Algorithms such as for example plane-sweep stereo may be used to
generate these surfaces. The 3D volume difference may be calculated
as the volume between these surfaces. The planes onto which before
and after images are projected may be parallel to a surface of the
item storage area (such as a shelf), or one or more of these planes
may not be parallel to such a surface.
[0063] One or more embodiments may calculate a change region in
each projected plane, and may combine these change regions into a
change volume. The before 3D surface and after 3D surface may be
calculated only in the change volume. The change region of a
projected plane may be calculated by forming an image difference
between each before projected image in that plane and each after
projected image in the plane, for each camera, and then combining
these differences across cameras. Combining the image differences
across cameras may weight pixels in each difference based on the
distance between the point in the plane in that image difference
and the associated camera, and may form the combined change region
as a weighted average across cameras. The image difference may be
for example absolute pixel differences between before and after
projected images. One or more embodiments may instead input before
and after images into a neural network to generate image
differences.
[0064] One or more embodiments may include a modular shelf with
multiple cameras observing an item storage area (for example, below
the shelf), left and right-facing cameras on the edges, a shelf
processor, and a network switch. The processor that analyzes images
may be a network of processors that include a store processor and
the shelf processor. The left and right-facing cameras and the
processor may provide a sensor to detect when a shopper reaches
into or retracts from an item storage area, and to generate the
associated enter and exit signals. The shelf processor may be
coupled to a memory that stores camera images; when an enter signal
is received, the shelf processor may retrieve before images from
this memory. The shelf processor may send the before images to a
store processor for analysis. It may obtain after images from the
cameras or from the memory and also send them to the store computer
for analysis.

*Supplied information*:
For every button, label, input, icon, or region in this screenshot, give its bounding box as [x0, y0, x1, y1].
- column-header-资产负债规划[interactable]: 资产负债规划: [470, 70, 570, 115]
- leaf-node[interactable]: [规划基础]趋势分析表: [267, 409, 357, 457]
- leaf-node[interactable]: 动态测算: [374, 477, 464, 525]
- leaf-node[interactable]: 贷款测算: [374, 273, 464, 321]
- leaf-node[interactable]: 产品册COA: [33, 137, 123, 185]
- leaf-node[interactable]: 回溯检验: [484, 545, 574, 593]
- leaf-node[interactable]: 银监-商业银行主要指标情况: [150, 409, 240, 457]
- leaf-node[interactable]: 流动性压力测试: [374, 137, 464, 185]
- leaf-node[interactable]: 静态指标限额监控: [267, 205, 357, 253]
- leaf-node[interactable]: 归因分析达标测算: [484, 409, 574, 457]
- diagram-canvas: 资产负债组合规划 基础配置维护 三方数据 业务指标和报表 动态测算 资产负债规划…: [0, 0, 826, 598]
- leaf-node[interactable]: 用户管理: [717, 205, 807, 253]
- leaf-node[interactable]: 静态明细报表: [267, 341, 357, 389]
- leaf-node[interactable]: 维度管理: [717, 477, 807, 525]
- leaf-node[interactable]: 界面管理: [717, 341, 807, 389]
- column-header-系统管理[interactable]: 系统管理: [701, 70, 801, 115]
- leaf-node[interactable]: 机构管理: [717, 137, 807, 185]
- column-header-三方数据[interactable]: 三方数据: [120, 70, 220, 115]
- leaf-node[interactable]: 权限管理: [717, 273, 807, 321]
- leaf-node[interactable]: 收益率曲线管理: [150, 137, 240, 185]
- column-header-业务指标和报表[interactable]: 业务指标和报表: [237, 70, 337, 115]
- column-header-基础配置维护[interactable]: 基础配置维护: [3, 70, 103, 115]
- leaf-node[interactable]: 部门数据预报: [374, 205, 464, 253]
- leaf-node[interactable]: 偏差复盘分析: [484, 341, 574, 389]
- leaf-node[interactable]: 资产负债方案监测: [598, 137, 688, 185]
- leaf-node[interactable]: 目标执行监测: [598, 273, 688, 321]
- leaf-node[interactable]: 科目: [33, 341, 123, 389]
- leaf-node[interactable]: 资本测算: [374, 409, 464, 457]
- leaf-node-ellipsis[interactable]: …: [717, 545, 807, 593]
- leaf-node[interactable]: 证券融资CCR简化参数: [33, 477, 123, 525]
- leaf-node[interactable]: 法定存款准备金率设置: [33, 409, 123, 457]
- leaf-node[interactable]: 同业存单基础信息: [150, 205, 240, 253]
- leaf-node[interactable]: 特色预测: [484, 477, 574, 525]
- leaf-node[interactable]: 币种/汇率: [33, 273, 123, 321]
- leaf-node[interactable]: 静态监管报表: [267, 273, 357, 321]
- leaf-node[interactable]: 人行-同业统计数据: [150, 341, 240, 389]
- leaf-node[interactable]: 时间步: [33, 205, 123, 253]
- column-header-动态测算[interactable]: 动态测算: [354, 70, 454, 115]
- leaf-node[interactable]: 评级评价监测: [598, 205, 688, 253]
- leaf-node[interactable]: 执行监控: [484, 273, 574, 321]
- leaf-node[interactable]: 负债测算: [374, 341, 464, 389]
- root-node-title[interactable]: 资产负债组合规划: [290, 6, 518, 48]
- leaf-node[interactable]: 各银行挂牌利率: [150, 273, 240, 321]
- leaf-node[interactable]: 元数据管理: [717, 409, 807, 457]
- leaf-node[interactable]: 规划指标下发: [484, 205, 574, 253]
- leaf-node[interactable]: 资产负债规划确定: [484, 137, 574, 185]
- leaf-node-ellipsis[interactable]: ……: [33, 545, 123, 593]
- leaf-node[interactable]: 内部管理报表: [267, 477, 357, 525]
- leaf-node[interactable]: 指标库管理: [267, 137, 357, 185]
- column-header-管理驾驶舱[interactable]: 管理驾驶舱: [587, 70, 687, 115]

*Directives*:
A) Answer these from the shelf-camera excerpt:
(i) What algorithm is named as an example for generating the surfaces?
(ii) What may the image difference be, for example?
(iii) What does the shelf processor retrieve from memory when an enter signal is received?
B) Translate this sentence from the shelf-camera excerpt into Spanish: "The 3D volume difference may be calculated as the volume between these surfaces."
None of the data is needed for this work.

*Worked answers*:
A)
(i) Plane-sweep stereo
(ii) Absolute pixel differences between before and after projected images
(iii) Before images

B) La diferencia de volumen 3D puede calcularse como el volumen entre estas superficies.